╭─ Supplied passage

It is possible to stop the program whenever a @code{SIGFPE} floating
point exception occurs.  This can be useful for finding the cause of an
unexpected infinity or @code{NaN}.  The current handler settings can be
shown with the command @code{info signal SIGFPE}.

@smallexample
(gdb) info signal SIGFPE
Signal  Stop  Print  Pass to program Description
SIGFPE  Yes   Yes    Yes             Arithmetic exception
@end smallexample

@noindent
Unless the program uses a signal handler the default setting should be
changed so that SIGFPE is not passed to the program, as this would cause
it to exit.  The command @code{handle SIGFPE stop nopass} prevents this.

@smallexample
(gdb) handle SIGFPE stop nopass
Signal  Stop  Print  Pass to program Description
SIGFPE  Yes   Yes    No              Arithmetic exception
@end smallexample

@noindent
Depending on the platform it may be necessary to instruct the kernel to
generate signals for floating point exceptions.  For programs using GSL
this can be achieved using the @code{GSL_IEEE_MODE} environment variable
in conjunction with the function @code{gsl_ieee_env_setup} as described
in @pxref{IEEE floating-point arithmetic}.

@example
(gdb) set env GSL_IEEE_MODE=double-precision
@end example


@node GCC warning options for numerical programs
@section GCC warning options for numerical programs
@cindex warning options
@cindex gcc warning options

Writing reliable numerical programs in C requires great care.  The
following GCC warning options are recommended when compiling numerical
programs:

@comment Uninitialized variables, conversions to and from integers or from
@comment signed to unsigned integers can all cause hard-to-find problems.  For
@comment many non-numerical programs compiling with @code{gcc}'s warning option
@comment @code{-Wall} provides a good check against common errors.  However, for
@comment numerical programs @code{-Wall} is not enough.

╰─

Request |
From the passage on stopping a program at floating point exceptions, reproduce word for word the section starting at "Writing reliable numerical" and ending at "is not enough.".

╭─ Given information

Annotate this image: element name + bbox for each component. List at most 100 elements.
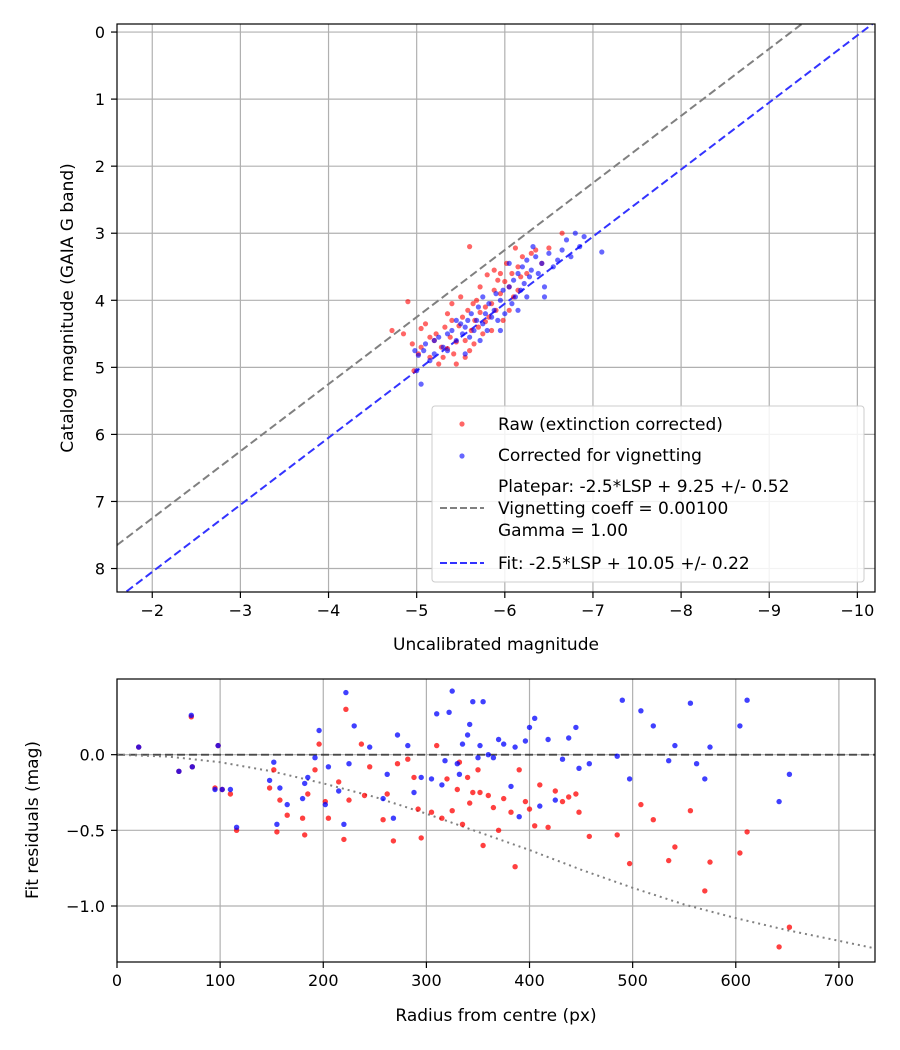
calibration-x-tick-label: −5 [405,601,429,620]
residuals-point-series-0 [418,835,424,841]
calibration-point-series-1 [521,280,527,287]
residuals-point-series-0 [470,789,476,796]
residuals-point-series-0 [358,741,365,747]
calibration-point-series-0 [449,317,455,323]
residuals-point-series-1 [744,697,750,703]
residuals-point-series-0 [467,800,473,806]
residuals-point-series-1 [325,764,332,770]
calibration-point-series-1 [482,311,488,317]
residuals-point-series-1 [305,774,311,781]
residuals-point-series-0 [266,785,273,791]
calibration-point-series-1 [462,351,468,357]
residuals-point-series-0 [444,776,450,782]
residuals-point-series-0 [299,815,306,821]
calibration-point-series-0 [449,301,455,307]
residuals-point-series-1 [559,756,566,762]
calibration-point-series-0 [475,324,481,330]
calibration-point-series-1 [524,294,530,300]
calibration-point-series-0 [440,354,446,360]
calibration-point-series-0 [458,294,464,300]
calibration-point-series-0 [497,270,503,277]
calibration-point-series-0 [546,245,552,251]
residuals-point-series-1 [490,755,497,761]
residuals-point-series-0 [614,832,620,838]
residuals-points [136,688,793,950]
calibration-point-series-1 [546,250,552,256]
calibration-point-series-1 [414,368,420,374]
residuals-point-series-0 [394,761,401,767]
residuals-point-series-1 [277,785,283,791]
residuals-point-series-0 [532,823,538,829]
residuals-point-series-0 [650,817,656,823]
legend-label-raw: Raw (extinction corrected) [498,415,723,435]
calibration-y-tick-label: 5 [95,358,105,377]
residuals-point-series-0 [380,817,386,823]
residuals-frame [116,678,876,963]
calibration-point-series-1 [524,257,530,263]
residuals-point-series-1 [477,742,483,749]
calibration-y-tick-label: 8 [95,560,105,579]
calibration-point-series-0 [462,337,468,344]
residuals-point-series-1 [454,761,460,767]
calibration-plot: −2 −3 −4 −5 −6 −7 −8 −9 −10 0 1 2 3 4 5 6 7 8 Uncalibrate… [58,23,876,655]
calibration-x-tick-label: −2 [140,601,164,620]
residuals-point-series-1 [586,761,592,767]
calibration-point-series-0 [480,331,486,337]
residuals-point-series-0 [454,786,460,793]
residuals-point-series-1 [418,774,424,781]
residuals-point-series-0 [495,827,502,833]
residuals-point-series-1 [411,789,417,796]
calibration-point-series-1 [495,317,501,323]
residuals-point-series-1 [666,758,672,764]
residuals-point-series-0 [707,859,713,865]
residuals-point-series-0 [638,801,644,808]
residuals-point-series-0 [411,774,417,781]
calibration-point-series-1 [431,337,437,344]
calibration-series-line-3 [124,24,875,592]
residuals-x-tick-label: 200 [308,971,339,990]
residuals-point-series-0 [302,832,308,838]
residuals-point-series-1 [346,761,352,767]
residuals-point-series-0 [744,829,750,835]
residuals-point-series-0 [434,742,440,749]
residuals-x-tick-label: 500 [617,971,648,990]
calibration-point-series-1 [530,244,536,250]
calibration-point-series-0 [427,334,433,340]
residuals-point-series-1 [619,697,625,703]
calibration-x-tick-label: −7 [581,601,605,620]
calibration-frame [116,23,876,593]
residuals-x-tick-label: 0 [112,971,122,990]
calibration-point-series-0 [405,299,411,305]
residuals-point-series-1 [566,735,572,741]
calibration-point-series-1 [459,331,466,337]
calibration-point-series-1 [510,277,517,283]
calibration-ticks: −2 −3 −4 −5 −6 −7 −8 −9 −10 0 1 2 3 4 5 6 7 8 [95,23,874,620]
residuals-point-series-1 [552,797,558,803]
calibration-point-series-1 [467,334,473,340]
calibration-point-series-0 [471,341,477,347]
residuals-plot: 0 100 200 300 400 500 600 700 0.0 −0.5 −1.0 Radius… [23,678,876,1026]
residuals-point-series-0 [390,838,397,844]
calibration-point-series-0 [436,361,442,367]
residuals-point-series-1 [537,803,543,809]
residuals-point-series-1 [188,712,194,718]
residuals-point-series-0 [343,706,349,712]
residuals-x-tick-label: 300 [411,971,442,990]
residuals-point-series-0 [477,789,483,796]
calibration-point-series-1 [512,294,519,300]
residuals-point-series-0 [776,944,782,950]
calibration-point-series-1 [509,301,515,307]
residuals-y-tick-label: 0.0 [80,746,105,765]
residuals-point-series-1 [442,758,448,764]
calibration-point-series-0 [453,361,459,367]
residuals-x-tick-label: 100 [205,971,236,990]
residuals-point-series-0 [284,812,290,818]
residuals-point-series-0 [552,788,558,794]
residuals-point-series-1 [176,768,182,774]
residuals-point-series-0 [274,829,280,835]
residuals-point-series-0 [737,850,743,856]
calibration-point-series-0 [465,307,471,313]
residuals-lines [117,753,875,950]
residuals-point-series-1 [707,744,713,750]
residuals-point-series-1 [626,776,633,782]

╰─

Exercise result |
Writing reliable numerical programs in C requires great care.  The
following GCC warning options are recommended when compiling numerical
programs:

@comment Uninitialized variables, conversions to and from integers or from
@comment signed to unsigned integers can all cause hard-to-find problems.  For
@comment many non-numerical programs compiling with @code{gcc}'s warning option
@comment @code{-Wall} provides a good check against common errors.  However, for
@comment numerical programs @code{-Wall} is not enough.